* [Instructions for the task]
Check every line of the entries for "JSON", and copy the lines that hold it.

* [Data shown]
— begin —

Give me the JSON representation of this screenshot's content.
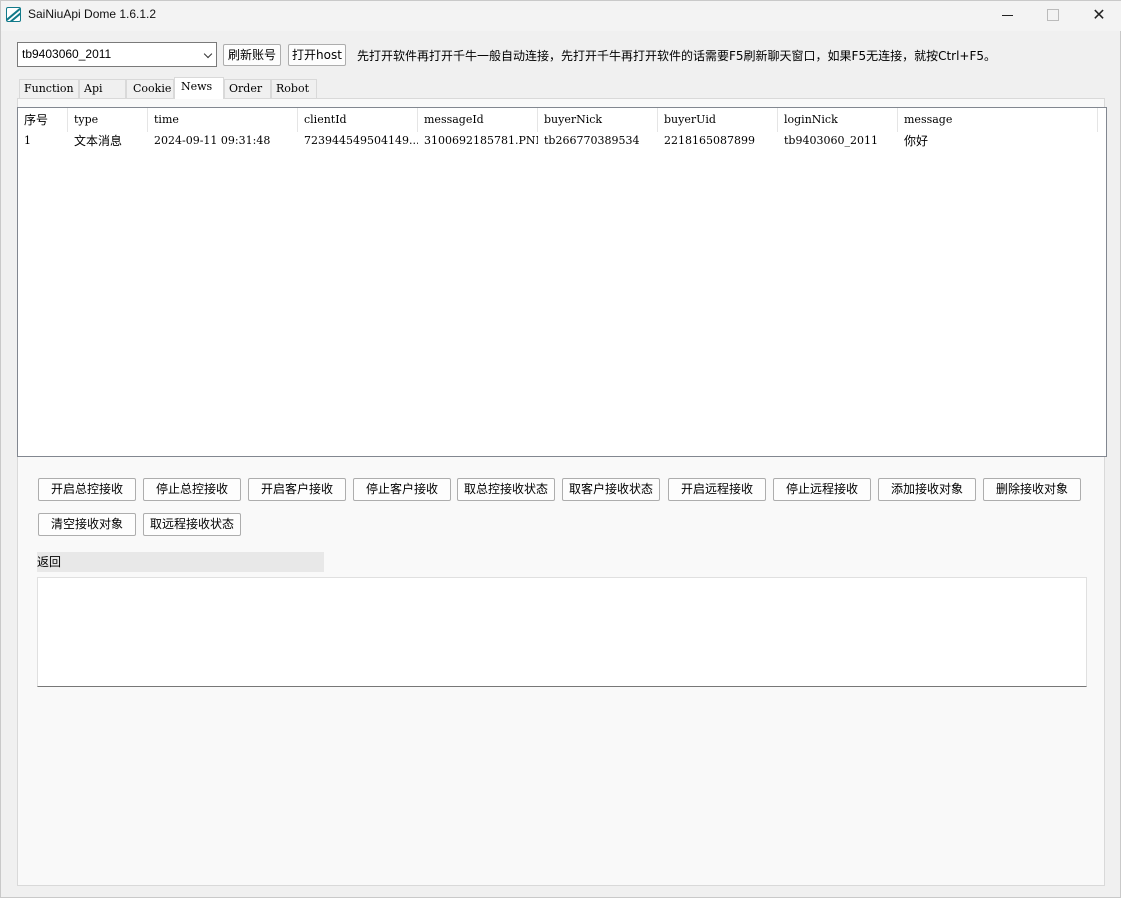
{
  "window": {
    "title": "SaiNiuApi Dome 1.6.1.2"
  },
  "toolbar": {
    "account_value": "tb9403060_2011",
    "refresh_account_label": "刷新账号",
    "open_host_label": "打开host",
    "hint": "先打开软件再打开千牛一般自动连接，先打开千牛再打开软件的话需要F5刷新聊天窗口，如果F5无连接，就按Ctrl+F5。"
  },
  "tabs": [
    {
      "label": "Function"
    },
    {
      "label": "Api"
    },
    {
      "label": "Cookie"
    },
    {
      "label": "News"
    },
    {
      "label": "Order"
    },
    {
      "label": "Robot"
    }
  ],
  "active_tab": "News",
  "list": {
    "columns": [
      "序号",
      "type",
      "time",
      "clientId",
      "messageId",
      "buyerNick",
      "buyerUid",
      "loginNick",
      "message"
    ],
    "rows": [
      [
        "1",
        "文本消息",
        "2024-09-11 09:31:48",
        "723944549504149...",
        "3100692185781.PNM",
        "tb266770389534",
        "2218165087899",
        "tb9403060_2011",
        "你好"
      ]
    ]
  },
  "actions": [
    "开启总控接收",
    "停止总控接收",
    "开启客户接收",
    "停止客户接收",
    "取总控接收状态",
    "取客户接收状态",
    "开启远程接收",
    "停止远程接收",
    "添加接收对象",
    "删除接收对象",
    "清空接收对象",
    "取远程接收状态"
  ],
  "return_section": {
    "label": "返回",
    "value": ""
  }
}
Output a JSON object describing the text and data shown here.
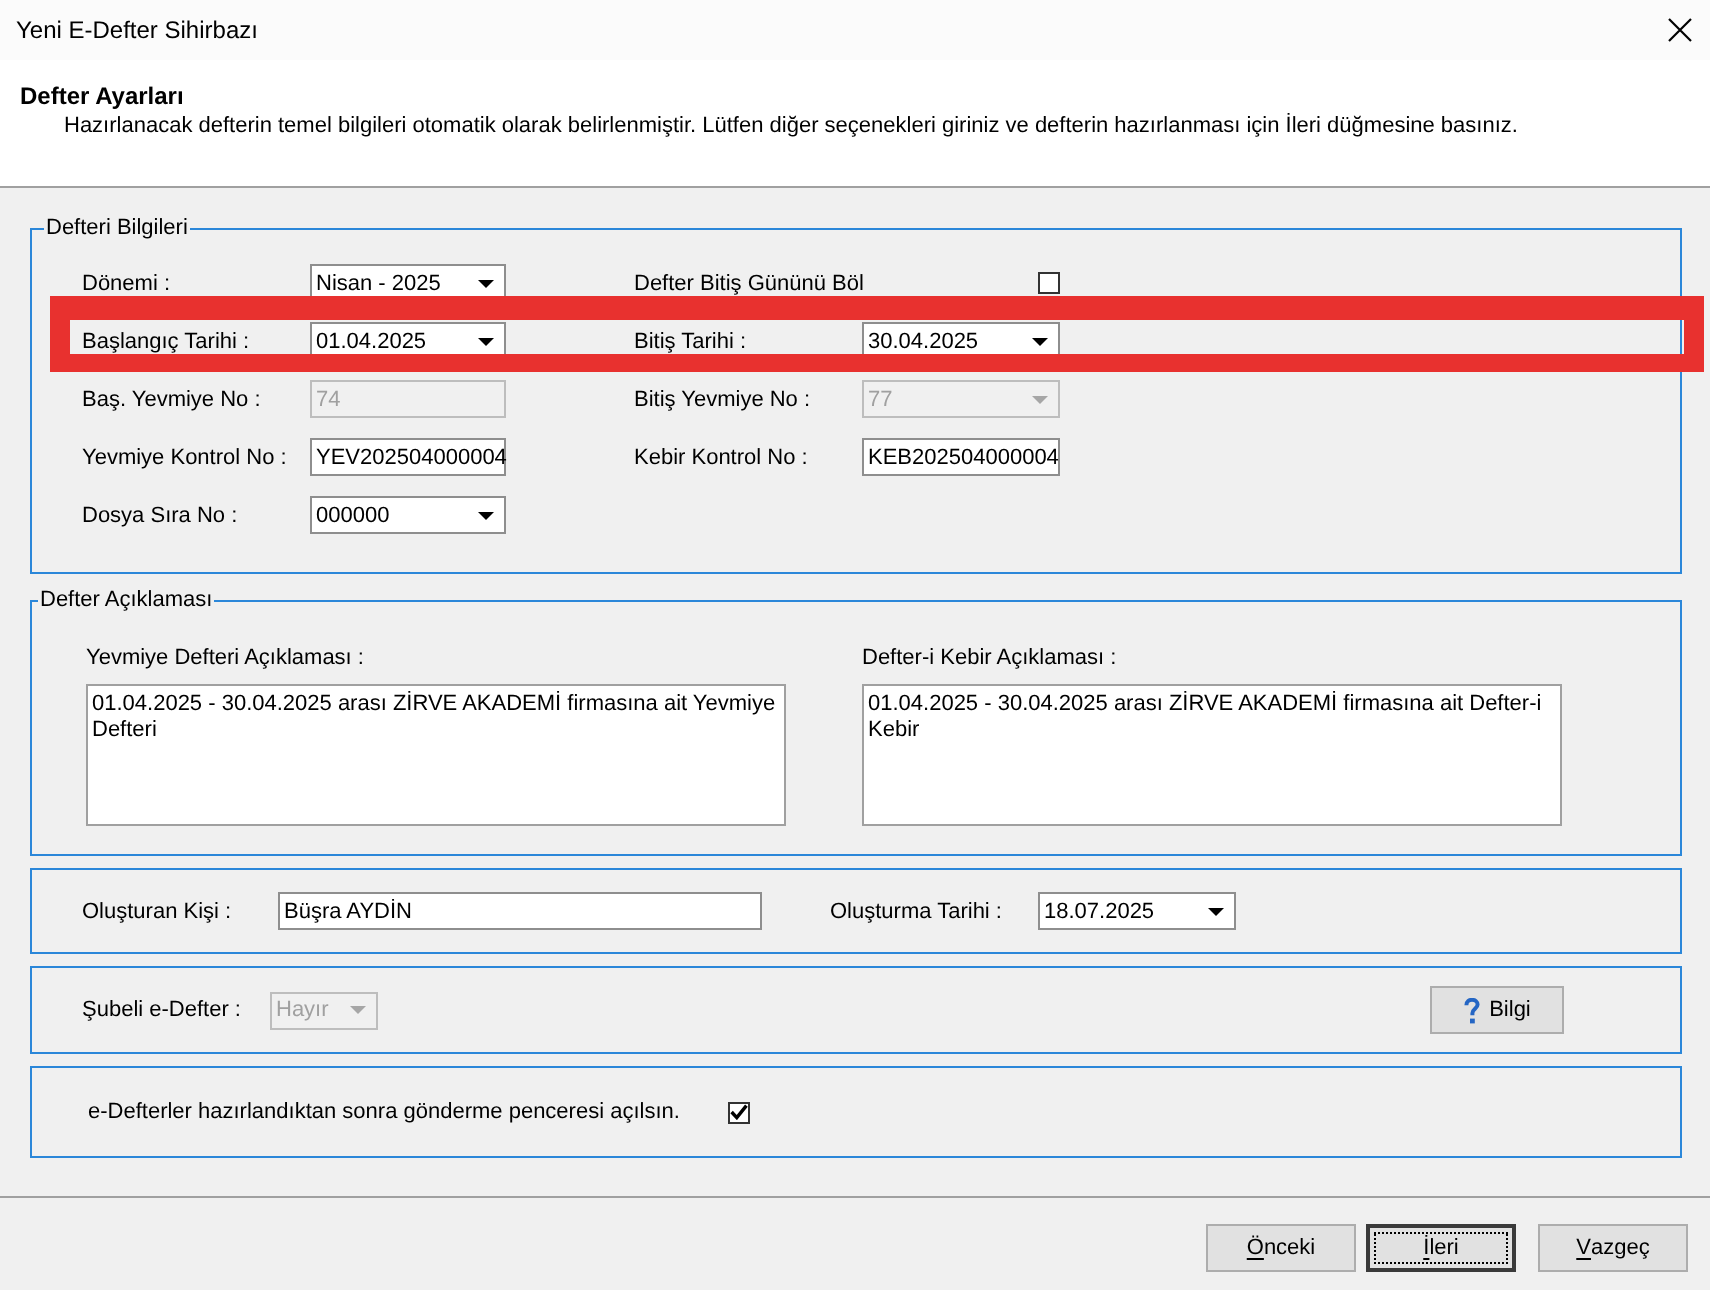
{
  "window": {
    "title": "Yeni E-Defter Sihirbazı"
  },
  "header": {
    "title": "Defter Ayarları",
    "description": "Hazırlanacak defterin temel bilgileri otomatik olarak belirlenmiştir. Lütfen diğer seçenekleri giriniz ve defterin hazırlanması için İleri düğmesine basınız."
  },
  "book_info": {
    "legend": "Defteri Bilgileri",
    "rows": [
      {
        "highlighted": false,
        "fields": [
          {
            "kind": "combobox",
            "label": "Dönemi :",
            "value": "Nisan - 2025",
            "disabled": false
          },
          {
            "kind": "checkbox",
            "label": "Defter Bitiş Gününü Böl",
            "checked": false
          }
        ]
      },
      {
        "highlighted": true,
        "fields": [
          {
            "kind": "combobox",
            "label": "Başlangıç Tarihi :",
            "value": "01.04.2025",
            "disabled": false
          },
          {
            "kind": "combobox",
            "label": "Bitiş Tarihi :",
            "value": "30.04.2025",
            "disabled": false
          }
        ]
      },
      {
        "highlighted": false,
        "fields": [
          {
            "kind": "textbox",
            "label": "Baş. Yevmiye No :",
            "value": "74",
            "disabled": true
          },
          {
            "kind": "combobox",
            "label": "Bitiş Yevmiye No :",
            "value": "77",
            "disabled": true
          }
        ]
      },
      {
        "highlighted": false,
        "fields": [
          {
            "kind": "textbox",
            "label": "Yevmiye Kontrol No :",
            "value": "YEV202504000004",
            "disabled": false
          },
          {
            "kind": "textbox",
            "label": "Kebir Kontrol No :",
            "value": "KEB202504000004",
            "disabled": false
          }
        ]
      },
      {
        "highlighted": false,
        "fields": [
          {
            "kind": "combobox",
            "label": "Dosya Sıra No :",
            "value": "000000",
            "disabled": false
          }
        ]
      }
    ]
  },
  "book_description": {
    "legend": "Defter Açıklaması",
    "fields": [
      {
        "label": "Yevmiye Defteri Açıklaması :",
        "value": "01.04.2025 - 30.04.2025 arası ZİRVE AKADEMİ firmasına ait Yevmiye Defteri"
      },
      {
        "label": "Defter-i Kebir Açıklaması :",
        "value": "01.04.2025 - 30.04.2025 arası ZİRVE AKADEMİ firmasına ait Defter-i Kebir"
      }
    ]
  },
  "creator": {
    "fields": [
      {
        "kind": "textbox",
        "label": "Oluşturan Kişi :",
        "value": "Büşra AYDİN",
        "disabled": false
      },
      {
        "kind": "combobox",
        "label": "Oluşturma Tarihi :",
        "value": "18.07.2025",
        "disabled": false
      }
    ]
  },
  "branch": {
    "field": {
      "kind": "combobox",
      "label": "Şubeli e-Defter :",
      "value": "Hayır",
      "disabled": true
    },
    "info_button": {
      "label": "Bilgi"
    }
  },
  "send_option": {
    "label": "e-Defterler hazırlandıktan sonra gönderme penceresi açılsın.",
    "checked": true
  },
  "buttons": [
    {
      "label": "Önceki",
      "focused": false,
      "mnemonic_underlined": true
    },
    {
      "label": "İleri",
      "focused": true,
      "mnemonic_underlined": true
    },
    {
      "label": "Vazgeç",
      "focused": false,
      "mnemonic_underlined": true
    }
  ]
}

— end —
— begin —

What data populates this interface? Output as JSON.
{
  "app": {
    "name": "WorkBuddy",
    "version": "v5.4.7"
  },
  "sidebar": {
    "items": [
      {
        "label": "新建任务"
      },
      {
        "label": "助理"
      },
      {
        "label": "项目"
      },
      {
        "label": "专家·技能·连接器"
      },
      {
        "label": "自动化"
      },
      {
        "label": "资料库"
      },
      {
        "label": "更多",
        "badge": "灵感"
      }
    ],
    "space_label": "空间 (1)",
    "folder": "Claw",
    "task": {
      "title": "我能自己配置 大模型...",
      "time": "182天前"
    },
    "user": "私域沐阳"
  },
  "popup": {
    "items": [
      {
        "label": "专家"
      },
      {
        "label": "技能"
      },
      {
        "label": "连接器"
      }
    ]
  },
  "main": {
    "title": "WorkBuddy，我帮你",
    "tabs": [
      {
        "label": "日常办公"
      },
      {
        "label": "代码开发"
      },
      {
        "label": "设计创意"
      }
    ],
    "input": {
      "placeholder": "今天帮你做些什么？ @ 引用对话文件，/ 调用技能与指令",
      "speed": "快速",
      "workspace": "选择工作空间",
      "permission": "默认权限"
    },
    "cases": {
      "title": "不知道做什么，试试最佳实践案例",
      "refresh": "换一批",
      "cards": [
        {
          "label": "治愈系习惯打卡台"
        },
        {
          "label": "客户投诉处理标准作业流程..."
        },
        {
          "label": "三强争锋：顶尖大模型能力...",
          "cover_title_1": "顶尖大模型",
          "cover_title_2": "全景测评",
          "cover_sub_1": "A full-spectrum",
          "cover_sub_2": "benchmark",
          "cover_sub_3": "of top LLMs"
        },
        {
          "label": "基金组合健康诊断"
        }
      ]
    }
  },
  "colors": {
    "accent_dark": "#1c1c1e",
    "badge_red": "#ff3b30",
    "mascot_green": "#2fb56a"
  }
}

— end —

* [The output]
Give me the JSON representation of this screenshot's content.
Output a JSON object describing the text and data shown here.
What data populates this interface? Output as JSON.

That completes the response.